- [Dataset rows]
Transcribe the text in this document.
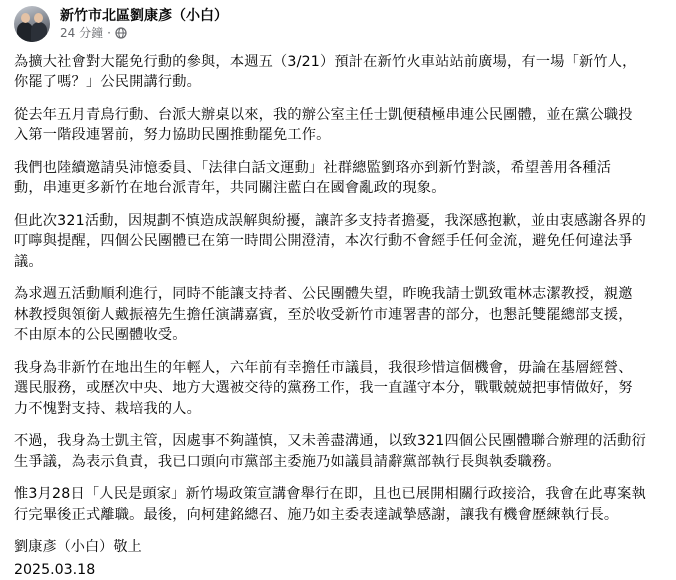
新竹市北區劉康彥（小白）
24 分鐘 ·

為擴大社會對大罷免行動的參與，本週五（3/21）預計在新竹火車站站前廣場，有一場「新竹人，
你罷了嗎？」公民開講行動。

從去年五月青鳥行動、台派大辦桌以來，我的辦公室主任士凱便積極串連公民團體，並在黨公職投
入第一階段連署前，努力協助民團推動罷免工作。

我們也陸續邀請吳沛憶委員、「法律白話文運動」社群總監劉珞亦到新竹對談，希望善用各種活
動，串連更多新竹在地台派青年，共同關注藍白在國會亂政的現象。

但此次321活動，因規劃不慎造成誤解與紛擾，讓許多支持者擔憂，我深感抱歉，並由衷感謝各界的
叮嚀與提醒，四個公民團體已在第一時間公開澄清，本次行動不會經手任何金流，避免任何違法爭
議。

為求週五活動順利進行，同時不能讓支持者、公民團體失望，昨晚我請士凱致電林志潔教授，親邀
林教授與領銜人戴振禧先生擔任演講嘉賓，至於收受新竹市連署書的部分，也懇託雙罷總部支援，
不由原本的公民團體收受。

我身為非新竹在地出生的年輕人，六年前有幸擔任市議員，我很珍惜這個機會，毋論在基層經營、
選民服務，或歷次中央、地方大選被交待的黨務工作，我一直謹守本分，戰戰兢兢把事情做好，努
力不愧對支持、栽培我的人。

不過，我身為士凱主管，因處事不夠謹慎，又未善盡溝通，以致321四個公民團體聯合辦理的活動衍
生爭議，為表示負責，我已口頭向市黨部主委施乃如議員請辭黨部執行長與執委職務。

惟3月28日「人民是頭家」新竹場政策宣講會舉行在即，且也已展開相關行政接洽，我會在此專案執
行完畢後正式離職。最後，向柯建銘總召、施乃如主委表達誠摯感謝，讓我有機會歷練執行長。

劉康彥（小白）敬上

2025.03.18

- [WHAT IS ASKED] Quote the data exactly, leaving every image out of the copy.

- [TASK RESULT]
Transcribe the text in this document.
新竹市北區劉康彥（小白）
24 分鐘 ·

為擴大社會對大罷免行動的參與，本週五（3/21）預計在新竹火車站站前廣場，有一場「新竹人，
你罷了嗎？」公民開講行動。

從去年五月青鳥行動、台派大辦桌以來，我的辦公室主任士凱便積極串連公民團體，並在黨公職投
入第一階段連署前，努力協助民團推動罷免工作。

我們也陸續邀請吳沛憶委員、「法律白話文運動」社群總監劉珞亦到新竹對談，希望善用各種活
動，串連更多新竹在地台派青年，共同關注藍白在國會亂政的現象。

但此次321活動，因規劃不慎造成誤解與紛擾，讓許多支持者擔憂，我深感抱歉，並由衷感謝各界的
叮嚀與提醒，四個公民團體已在第一時間公開澄清，本次行動不會經手任何金流，避免任何違法爭
議。

為求週五活動順利進行，同時不能讓支持者、公民團體失望，昨晚我請士凱致電林志潔教授，親邀
林教授與領銜人戴振禧先生擔任演講嘉賓，至於收受新竹市連署書的部分，也懇託雙罷總部支援，
不由原本的公民團體收受。

我身為非新竹在地出生的年輕人，六年前有幸擔任市議員，我很珍惜這個機會，毋論在基層經營、
選民服務，或歷次中央、地方大選被交待的黨務工作，我一直謹守本分，戰戰兢兢把事情做好，努
力不愧對支持、栽培我的人。

不過，我身為士凱主管，因處事不夠謹慎，又未善盡溝通，以致321四個公民團體聯合辦理的活動衍
生爭議，為表示負責，我已口頭向市黨部主委施乃如議員請辭黨部執行長與執委職務。

惟3月28日「人民是頭家」新竹場政策宣講會舉行在即，且也已展開相關行政接洽，我會在此專案執
行完畢後正式離職。最後，向柯建銘總召、施乃如主委表達誠摯感謝，讓我有機會歷練執行長。

劉康彥（小白）敬上

2025.03.18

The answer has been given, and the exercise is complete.